▶ **Data excerpts**:

****

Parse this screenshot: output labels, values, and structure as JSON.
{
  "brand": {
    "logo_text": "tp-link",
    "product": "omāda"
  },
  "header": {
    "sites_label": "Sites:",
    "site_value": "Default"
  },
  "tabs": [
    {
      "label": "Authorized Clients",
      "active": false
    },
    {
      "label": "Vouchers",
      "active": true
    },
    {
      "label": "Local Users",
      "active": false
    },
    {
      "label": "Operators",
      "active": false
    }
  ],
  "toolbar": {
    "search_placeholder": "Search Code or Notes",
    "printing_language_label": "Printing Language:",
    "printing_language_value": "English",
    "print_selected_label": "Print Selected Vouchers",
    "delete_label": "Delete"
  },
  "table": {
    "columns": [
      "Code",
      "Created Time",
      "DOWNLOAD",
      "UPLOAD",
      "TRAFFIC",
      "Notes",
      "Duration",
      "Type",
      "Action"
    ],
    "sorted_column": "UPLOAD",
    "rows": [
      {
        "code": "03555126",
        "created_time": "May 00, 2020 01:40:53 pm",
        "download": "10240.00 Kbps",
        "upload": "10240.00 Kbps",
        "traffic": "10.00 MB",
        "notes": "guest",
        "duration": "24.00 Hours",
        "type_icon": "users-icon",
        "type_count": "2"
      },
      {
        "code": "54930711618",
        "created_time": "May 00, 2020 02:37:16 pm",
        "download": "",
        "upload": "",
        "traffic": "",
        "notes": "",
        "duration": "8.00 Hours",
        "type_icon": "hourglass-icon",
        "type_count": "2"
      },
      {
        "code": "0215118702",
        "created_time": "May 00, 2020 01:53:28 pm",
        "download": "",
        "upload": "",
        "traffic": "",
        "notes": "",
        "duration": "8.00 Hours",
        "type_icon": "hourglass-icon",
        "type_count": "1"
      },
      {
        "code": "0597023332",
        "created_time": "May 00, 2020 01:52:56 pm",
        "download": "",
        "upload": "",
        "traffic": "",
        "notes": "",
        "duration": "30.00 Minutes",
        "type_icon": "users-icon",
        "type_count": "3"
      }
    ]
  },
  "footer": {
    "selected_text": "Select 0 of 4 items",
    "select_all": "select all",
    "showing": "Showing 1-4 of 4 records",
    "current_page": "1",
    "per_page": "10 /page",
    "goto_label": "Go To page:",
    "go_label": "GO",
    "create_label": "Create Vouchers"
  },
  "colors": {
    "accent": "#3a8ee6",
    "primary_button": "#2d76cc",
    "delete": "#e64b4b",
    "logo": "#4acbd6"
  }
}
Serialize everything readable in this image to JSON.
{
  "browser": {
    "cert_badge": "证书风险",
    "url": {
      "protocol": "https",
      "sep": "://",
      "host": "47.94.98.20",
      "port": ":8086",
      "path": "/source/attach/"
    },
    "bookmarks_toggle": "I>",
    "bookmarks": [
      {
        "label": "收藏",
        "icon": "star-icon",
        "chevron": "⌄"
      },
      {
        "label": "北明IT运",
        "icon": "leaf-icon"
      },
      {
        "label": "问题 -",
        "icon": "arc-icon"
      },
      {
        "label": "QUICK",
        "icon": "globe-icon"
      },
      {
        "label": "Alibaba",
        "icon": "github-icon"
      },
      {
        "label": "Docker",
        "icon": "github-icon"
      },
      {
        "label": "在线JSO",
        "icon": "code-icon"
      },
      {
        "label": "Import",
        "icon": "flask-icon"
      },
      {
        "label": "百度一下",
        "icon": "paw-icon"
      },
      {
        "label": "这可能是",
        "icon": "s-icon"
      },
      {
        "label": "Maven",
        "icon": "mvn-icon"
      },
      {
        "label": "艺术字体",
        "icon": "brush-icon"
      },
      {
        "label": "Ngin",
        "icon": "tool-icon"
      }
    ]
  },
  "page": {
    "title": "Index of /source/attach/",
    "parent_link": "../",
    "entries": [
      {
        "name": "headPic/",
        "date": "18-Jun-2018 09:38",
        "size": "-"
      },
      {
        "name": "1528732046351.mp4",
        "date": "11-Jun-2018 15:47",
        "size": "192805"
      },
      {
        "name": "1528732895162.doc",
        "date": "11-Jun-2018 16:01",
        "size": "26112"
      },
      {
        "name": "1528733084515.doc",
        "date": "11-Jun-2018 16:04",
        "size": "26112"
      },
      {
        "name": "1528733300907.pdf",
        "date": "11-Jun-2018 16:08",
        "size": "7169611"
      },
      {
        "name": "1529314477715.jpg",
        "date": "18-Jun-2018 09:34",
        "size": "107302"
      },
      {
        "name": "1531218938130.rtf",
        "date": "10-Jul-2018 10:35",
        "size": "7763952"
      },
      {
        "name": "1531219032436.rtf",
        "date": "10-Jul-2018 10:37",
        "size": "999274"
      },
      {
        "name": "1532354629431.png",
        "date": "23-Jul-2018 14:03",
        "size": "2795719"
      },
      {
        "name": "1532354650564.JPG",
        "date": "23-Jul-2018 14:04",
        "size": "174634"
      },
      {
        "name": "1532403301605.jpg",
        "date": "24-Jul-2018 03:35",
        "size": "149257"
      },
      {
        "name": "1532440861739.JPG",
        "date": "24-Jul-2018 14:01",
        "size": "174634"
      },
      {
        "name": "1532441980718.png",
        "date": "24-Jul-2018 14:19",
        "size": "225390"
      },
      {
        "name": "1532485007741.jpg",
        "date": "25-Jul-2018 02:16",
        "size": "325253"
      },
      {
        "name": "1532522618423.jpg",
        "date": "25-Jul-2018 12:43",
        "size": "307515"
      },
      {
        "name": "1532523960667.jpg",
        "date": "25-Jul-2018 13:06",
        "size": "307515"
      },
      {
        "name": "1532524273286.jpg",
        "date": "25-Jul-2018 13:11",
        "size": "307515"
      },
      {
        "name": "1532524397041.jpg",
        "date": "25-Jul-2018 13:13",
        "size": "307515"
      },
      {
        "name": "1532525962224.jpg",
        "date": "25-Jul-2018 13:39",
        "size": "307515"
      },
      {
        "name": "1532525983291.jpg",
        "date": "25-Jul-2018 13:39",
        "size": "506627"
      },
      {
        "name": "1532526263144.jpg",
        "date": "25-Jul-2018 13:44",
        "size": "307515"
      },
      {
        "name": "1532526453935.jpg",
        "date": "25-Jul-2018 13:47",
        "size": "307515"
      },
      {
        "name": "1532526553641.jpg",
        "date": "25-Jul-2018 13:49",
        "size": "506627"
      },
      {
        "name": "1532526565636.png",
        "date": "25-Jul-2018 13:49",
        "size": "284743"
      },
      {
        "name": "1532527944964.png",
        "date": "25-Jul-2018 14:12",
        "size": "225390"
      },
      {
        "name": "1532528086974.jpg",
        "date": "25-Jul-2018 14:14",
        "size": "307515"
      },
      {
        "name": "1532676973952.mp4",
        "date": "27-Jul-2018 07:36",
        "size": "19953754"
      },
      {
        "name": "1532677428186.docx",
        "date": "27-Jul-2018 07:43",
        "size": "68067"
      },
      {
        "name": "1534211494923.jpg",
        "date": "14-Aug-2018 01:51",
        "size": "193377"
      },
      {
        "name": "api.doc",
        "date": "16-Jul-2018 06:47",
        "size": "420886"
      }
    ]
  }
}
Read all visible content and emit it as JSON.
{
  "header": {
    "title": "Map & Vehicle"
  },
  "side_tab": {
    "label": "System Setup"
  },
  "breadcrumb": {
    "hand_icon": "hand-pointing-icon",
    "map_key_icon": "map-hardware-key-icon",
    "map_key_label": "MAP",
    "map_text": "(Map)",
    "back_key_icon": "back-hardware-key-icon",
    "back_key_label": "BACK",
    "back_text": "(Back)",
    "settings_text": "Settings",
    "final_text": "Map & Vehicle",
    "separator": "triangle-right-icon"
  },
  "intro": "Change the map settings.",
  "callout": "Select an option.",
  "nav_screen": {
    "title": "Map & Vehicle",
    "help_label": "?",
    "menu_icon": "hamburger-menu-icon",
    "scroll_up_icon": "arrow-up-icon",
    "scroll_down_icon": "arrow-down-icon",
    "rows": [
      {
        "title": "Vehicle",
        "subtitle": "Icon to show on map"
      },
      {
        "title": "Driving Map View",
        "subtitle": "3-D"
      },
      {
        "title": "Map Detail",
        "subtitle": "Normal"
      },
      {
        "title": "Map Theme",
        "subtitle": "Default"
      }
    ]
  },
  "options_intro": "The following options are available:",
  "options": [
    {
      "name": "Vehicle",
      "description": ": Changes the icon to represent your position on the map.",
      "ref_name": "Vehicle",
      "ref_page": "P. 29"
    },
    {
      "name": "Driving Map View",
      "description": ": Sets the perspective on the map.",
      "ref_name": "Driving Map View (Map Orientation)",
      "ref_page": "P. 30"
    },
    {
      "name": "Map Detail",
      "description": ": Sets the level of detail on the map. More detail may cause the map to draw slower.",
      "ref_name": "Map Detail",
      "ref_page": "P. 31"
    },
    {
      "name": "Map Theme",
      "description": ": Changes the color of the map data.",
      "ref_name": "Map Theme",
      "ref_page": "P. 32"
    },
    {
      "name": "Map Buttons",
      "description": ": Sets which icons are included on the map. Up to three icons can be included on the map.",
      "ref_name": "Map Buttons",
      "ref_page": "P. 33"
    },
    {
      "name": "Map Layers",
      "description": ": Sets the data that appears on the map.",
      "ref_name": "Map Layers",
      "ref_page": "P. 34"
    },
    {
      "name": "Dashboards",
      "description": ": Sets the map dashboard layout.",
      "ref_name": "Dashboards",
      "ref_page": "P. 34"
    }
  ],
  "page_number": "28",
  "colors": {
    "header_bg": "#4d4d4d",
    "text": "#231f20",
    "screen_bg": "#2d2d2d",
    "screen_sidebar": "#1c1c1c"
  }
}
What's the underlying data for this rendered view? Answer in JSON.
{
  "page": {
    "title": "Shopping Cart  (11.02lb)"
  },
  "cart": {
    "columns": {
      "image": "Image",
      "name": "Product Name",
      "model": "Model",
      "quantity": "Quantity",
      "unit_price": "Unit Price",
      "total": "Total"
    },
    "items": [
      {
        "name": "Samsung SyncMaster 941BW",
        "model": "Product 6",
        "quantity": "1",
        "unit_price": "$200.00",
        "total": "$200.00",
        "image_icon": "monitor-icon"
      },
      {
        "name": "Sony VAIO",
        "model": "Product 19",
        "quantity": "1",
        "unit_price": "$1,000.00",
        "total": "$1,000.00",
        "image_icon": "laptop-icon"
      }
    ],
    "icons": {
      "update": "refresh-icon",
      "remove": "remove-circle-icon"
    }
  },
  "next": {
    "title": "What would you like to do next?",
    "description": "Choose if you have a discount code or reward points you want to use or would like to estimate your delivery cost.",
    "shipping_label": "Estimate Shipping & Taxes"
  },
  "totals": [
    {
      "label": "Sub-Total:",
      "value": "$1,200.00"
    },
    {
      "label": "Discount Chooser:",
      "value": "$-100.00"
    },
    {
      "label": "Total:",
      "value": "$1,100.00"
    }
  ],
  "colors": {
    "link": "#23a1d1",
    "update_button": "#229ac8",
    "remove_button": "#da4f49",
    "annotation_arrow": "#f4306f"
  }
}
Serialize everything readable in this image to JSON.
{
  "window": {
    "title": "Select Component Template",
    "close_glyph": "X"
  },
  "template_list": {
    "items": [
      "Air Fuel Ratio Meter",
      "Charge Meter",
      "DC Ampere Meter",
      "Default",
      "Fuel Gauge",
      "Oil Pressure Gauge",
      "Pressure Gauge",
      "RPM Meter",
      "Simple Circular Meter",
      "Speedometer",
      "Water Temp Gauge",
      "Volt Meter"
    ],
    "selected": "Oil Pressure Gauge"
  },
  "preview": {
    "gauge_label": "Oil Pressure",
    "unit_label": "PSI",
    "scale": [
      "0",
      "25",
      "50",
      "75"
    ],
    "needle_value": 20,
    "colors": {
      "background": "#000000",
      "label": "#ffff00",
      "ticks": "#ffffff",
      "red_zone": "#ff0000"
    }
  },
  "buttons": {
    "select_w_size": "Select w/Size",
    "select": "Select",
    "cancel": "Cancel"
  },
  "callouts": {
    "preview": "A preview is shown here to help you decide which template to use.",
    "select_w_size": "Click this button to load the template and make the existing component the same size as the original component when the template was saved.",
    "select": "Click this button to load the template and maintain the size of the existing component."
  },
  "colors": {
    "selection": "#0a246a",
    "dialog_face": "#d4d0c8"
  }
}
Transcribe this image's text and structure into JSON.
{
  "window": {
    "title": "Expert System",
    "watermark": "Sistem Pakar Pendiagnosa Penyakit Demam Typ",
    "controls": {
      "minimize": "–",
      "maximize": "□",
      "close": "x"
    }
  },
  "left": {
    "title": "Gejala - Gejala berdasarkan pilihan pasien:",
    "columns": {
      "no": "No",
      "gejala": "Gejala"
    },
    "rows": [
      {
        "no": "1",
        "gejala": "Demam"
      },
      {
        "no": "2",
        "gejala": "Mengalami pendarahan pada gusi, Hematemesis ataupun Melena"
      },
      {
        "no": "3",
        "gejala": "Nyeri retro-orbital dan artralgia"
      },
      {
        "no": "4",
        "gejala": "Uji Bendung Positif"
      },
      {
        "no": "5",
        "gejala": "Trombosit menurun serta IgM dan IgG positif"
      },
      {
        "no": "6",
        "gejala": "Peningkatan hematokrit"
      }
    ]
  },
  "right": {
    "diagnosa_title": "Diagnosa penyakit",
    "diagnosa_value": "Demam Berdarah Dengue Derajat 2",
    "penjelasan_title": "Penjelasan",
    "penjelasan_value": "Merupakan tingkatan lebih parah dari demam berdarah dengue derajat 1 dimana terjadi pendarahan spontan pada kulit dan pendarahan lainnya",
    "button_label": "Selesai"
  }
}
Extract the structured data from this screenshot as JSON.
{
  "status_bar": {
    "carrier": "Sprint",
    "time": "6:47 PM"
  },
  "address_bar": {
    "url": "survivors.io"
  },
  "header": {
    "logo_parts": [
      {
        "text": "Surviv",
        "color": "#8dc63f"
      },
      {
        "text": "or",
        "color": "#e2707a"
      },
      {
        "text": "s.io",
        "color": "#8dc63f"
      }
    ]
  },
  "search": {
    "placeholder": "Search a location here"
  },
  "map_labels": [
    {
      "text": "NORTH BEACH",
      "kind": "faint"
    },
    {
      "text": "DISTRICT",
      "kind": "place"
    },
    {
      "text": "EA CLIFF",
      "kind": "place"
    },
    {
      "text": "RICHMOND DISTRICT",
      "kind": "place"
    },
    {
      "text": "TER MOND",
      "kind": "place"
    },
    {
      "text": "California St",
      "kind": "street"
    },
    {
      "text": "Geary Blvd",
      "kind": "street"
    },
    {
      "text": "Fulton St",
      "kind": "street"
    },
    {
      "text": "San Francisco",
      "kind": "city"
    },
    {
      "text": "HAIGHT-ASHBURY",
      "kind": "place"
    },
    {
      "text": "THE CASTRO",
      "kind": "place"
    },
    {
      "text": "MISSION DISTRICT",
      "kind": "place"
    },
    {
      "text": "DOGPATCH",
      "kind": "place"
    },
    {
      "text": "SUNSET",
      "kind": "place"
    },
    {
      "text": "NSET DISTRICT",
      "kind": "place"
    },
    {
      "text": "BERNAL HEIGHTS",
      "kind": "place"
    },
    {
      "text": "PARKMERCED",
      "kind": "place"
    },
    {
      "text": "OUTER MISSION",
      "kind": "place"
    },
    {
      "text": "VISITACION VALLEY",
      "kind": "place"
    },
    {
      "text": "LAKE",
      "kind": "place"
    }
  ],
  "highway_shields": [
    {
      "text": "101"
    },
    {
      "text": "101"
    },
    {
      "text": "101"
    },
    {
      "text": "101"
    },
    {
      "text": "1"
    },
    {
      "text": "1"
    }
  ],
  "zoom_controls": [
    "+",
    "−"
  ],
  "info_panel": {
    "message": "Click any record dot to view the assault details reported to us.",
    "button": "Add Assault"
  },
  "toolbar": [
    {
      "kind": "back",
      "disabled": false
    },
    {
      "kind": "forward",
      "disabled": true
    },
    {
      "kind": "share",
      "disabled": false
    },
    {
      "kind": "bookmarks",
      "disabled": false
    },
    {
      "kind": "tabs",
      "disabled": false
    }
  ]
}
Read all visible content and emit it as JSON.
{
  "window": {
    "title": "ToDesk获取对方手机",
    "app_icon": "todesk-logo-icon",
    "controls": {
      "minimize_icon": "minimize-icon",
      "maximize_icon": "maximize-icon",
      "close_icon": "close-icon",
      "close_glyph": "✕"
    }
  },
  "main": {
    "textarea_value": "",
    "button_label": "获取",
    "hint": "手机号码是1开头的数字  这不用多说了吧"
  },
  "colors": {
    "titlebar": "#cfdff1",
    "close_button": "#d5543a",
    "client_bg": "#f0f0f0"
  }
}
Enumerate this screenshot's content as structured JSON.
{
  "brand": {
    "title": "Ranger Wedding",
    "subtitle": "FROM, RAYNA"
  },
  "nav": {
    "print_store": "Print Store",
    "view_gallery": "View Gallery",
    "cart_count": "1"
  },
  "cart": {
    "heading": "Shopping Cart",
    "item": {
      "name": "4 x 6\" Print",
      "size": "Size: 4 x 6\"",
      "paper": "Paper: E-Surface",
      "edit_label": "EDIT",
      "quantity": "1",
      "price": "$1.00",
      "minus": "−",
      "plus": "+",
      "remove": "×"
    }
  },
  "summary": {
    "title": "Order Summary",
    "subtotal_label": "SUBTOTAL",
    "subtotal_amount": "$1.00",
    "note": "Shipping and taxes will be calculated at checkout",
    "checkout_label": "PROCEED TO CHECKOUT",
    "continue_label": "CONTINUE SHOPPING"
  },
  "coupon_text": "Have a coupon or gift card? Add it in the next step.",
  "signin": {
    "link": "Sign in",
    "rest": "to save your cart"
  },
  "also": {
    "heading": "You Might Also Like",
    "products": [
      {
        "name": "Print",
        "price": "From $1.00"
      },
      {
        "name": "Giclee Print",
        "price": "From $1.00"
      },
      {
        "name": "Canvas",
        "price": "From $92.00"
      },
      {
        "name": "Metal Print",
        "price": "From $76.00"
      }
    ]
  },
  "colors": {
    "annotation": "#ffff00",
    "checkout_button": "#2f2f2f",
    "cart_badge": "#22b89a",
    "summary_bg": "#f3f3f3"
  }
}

****

▶ **What the exercise asks**:
Copy every line of the records above that contains "DISTRICT".

▶ **Result for this task**:
      "text": "DISTRICT",
      "text": "RICHMOND DISTRICT",
      "text": "MISSION DISTRICT",
      "text": "NSET DISTRICT",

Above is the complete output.